Identify every line in the records below that contains the word "期货上升", and reproduce each one.

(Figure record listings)
§ §

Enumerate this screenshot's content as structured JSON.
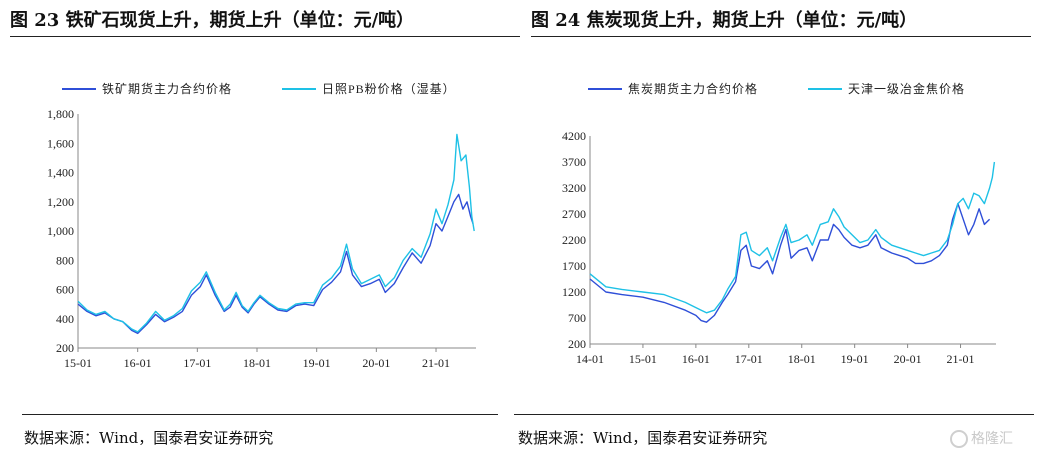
{
  "figures": [
    {
      "title": "图 23 铁矿石现货上升，期货上升（单位：元/吨）",
      "source": "数据来源：Wind，国泰君安证券研究"
    },
    {
      "title": "图 24 焦炭现货上升，期货上升（单位：元/吨）",
      "source": "数据来源：Wind，国泰君安证券研究"
    }
  ],
  "watermark": "格隆汇",
  "chart_data": [
    {
      "type": "line",
      "title": "",
      "xlabel": "",
      "ylabel": "",
      "x_ticks": [
        "15-01",
        "16-01",
        "17-01",
        "18-01",
        "19-01",
        "20-01",
        "21-01"
      ],
      "y_ticks": [
        "200",
        "400",
        "600",
        "800",
        "1,000",
        "1,200",
        "1,400",
        "1,600",
        "1,800"
      ],
      "ylim": [
        200,
        1800
      ],
      "xlim": [
        2015.0,
        2021.67
      ],
      "grid": false,
      "legend_position": "top",
      "series": [
        {
          "name": "铁矿期货主力合约价格",
          "color": "#2f4fd8",
          "points": [
            [
              2015.0,
              500
            ],
            [
              2015.15,
              450
            ],
            [
              2015.3,
              420
            ],
            [
              2015.45,
              440
            ],
            [
              2015.6,
              400
            ],
            [
              2015.75,
              380
            ],
            [
              2015.9,
              320
            ],
            [
              2016.0,
              300
            ],
            [
              2016.15,
              360
            ],
            [
              2016.3,
              430
            ],
            [
              2016.45,
              380
            ],
            [
              2016.6,
              410
            ],
            [
              2016.75,
              450
            ],
            [
              2016.9,
              560
            ],
            [
              2017.05,
              620
            ],
            [
              2017.15,
              700
            ],
            [
              2017.3,
              560
            ],
            [
              2017.45,
              450
            ],
            [
              2017.55,
              480
            ],
            [
              2017.65,
              560
            ],
            [
              2017.75,
              480
            ],
            [
              2017.85,
              440
            ],
            [
              2017.95,
              500
            ],
            [
              2018.05,
              550
            ],
            [
              2018.2,
              500
            ],
            [
              2018.35,
              460
            ],
            [
              2018.5,
              450
            ],
            [
              2018.65,
              490
            ],
            [
              2018.8,
              500
            ],
            [
              2018.95,
              490
            ],
            [
              2019.1,
              600
            ],
            [
              2019.25,
              650
            ],
            [
              2019.4,
              720
            ],
            [
              2019.5,
              860
            ],
            [
              2019.6,
              700
            ],
            [
              2019.75,
              620
            ],
            [
              2019.9,
              640
            ],
            [
              2020.05,
              670
            ],
            [
              2020.15,
              580
            ],
            [
              2020.3,
              640
            ],
            [
              2020.45,
              750
            ],
            [
              2020.6,
              850
            ],
            [
              2020.75,
              780
            ],
            [
              2020.9,
              900
            ],
            [
              2021.0,
              1050
            ],
            [
              2021.1,
              1000
            ],
            [
              2021.2,
              1100
            ],
            [
              2021.3,
              1200
            ],
            [
              2021.38,
              1250
            ],
            [
              2021.45,
              1150
            ],
            [
              2021.52,
              1200
            ],
            [
              2021.58,
              1100
            ],
            [
              2021.62,
              1050
            ]
          ]
        },
        {
          "name": "日照PB粉价格（湿基）",
          "color": "#1ec1e6",
          "points": [
            [
              2015.0,
              520
            ],
            [
              2015.15,
              460
            ],
            [
              2015.3,
              430
            ],
            [
              2015.45,
              450
            ],
            [
              2015.6,
              400
            ],
            [
              2015.75,
              380
            ],
            [
              2015.9,
              330
            ],
            [
              2016.0,
              310
            ],
            [
              2016.15,
              370
            ],
            [
              2016.3,
              450
            ],
            [
              2016.45,
              390
            ],
            [
              2016.6,
              420
            ],
            [
              2016.75,
              470
            ],
            [
              2016.9,
              590
            ],
            [
              2017.05,
              650
            ],
            [
              2017.15,
              720
            ],
            [
              2017.3,
              580
            ],
            [
              2017.45,
              460
            ],
            [
              2017.55,
              500
            ],
            [
              2017.65,
              580
            ],
            [
              2017.75,
              490
            ],
            [
              2017.85,
              450
            ],
            [
              2017.95,
              510
            ],
            [
              2018.05,
              560
            ],
            [
              2018.2,
              510
            ],
            [
              2018.35,
              470
            ],
            [
              2018.5,
              460
            ],
            [
              2018.65,
              500
            ],
            [
              2018.8,
              510
            ],
            [
              2018.95,
              510
            ],
            [
              2019.1,
              630
            ],
            [
              2019.25,
              680
            ],
            [
              2019.4,
              760
            ],
            [
              2019.5,
              910
            ],
            [
              2019.6,
              740
            ],
            [
              2019.75,
              640
            ],
            [
              2019.9,
              670
            ],
            [
              2020.05,
              700
            ],
            [
              2020.15,
              620
            ],
            [
              2020.3,
              680
            ],
            [
              2020.45,
              800
            ],
            [
              2020.6,
              880
            ],
            [
              2020.75,
              820
            ],
            [
              2020.9,
              980
            ],
            [
              2021.0,
              1150
            ],
            [
              2021.1,
              1050
            ],
            [
              2021.2,
              1180
            ],
            [
              2021.3,
              1350
            ],
            [
              2021.35,
              1660
            ],
            [
              2021.42,
              1480
            ],
            [
              2021.5,
              1520
            ],
            [
              2021.56,
              1300
            ],
            [
              2021.6,
              1100
            ],
            [
              2021.64,
              1000
            ]
          ]
        }
      ]
    },
    {
      "type": "line",
      "title": "",
      "xlabel": "",
      "ylabel": "",
      "x_ticks": [
        "14-01",
        "15-01",
        "16-01",
        "17-01",
        "18-01",
        "19-01",
        "20-01",
        "21-01"
      ],
      "y_ticks": [
        "200",
        "700",
        "1200",
        "1700",
        "2200",
        "2700",
        "3200",
        "3700",
        "4200"
      ],
      "ylim": [
        200,
        4200
      ],
      "xlim": [
        2014.0,
        2021.67
      ],
      "grid": false,
      "legend_position": "top",
      "series": [
        {
          "name": "焦炭期货主力合约价格",
          "color": "#2f4fd8",
          "points": [
            [
              2014.0,
              1450
            ],
            [
              2014.3,
              1200
            ],
            [
              2014.6,
              1150
            ],
            [
              2015.0,
              1100
            ],
            [
              2015.4,
              1000
            ],
            [
              2015.8,
              850
            ],
            [
              2016.0,
              750
            ],
            [
              2016.1,
              650
            ],
            [
              2016.2,
              620
            ],
            [
              2016.35,
              750
            ],
            [
              2016.5,
              1000
            ],
            [
              2016.6,
              1150
            ],
            [
              2016.75,
              1400
            ],
            [
              2016.85,
              2000
            ],
            [
              2016.95,
              2100
            ],
            [
              2017.05,
              1700
            ],
            [
              2017.2,
              1650
            ],
            [
              2017.35,
              1800
            ],
            [
              2017.45,
              1550
            ],
            [
              2017.6,
              2100
            ],
            [
              2017.7,
              2400
            ],
            [
              2017.8,
              1850
            ],
            [
              2017.95,
              2000
            ],
            [
              2018.1,
              2050
            ],
            [
              2018.2,
              1800
            ],
            [
              2018.35,
              2200
            ],
            [
              2018.5,
              2200
            ],
            [
              2018.6,
              2500
            ],
            [
              2018.7,
              2400
            ],
            [
              2018.8,
              2250
            ],
            [
              2018.95,
              2100
            ],
            [
              2019.1,
              2050
            ],
            [
              2019.25,
              2100
            ],
            [
              2019.4,
              2300
            ],
            [
              2019.5,
              2050
            ],
            [
              2019.7,
              1950
            ],
            [
              2019.85,
              1900
            ],
            [
              2020.0,
              1850
            ],
            [
              2020.15,
              1750
            ],
            [
              2020.3,
              1750
            ],
            [
              2020.45,
              1800
            ],
            [
              2020.6,
              1900
            ],
            [
              2020.75,
              2100
            ],
            [
              2020.85,
              2600
            ],
            [
              2020.95,
              2900
            ],
            [
              2021.05,
              2600
            ],
            [
              2021.15,
              2300
            ],
            [
              2021.25,
              2500
            ],
            [
              2021.35,
              2800
            ],
            [
              2021.45,
              2500
            ],
            [
              2021.55,
              2600
            ]
          ]
        },
        {
          "name": "天津一级冶金焦价格",
          "color": "#1ec1e6",
          "points": [
            [
              2014.0,
              1550
            ],
            [
              2014.3,
              1300
            ],
            [
              2014.6,
              1250
            ],
            [
              2015.0,
              1200
            ],
            [
              2015.4,
              1150
            ],
            [
              2015.8,
              1000
            ],
            [
              2016.0,
              900
            ],
            [
              2016.1,
              850
            ],
            [
              2016.2,
              800
            ],
            [
              2016.35,
              850
            ],
            [
              2016.5,
              1050
            ],
            [
              2016.6,
              1250
            ],
            [
              2016.75,
              1500
            ],
            [
              2016.85,
              2300
            ],
            [
              2016.95,
              2350
            ],
            [
              2017.05,
              2000
            ],
            [
              2017.2,
              1900
            ],
            [
              2017.35,
              2050
            ],
            [
              2017.45,
              1800
            ],
            [
              2017.6,
              2250
            ],
            [
              2017.7,
              2500
            ],
            [
              2017.8,
              2150
            ],
            [
              2017.95,
              2200
            ],
            [
              2018.1,
              2300
            ],
            [
              2018.2,
              2100
            ],
            [
              2018.35,
              2500
            ],
            [
              2018.5,
              2550
            ],
            [
              2018.6,
              2800
            ],
            [
              2018.7,
              2650
            ],
            [
              2018.8,
              2450
            ],
            [
              2018.95,
              2300
            ],
            [
              2019.1,
              2150
            ],
            [
              2019.25,
              2200
            ],
            [
              2019.4,
              2400
            ],
            [
              2019.5,
              2250
            ],
            [
              2019.7,
              2100
            ],
            [
              2019.85,
              2050
            ],
            [
              2020.0,
              2000
            ],
            [
              2020.15,
              1950
            ],
            [
              2020.3,
              1900
            ],
            [
              2020.45,
              1950
            ],
            [
              2020.6,
              2000
            ],
            [
              2020.75,
              2200
            ],
            [
              2020.85,
              2500
            ],
            [
              2020.95,
              2900
            ],
            [
              2021.05,
              3000
            ],
            [
              2021.15,
              2800
            ],
            [
              2021.25,
              3100
            ],
            [
              2021.35,
              3050
            ],
            [
              2021.45,
              2900
            ],
            [
              2021.55,
              3200
            ],
            [
              2021.6,
              3400
            ],
            [
              2021.64,
              3700
            ]
          ]
        }
      ]
    }
  ]
}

§ §

__RESULT__.
      "title": "图 23 铁矿石现货上升，期货上升（单位：元/吨）",
      "title": "图 24 焦炭现货上升，期货上升（单位：元/吨）",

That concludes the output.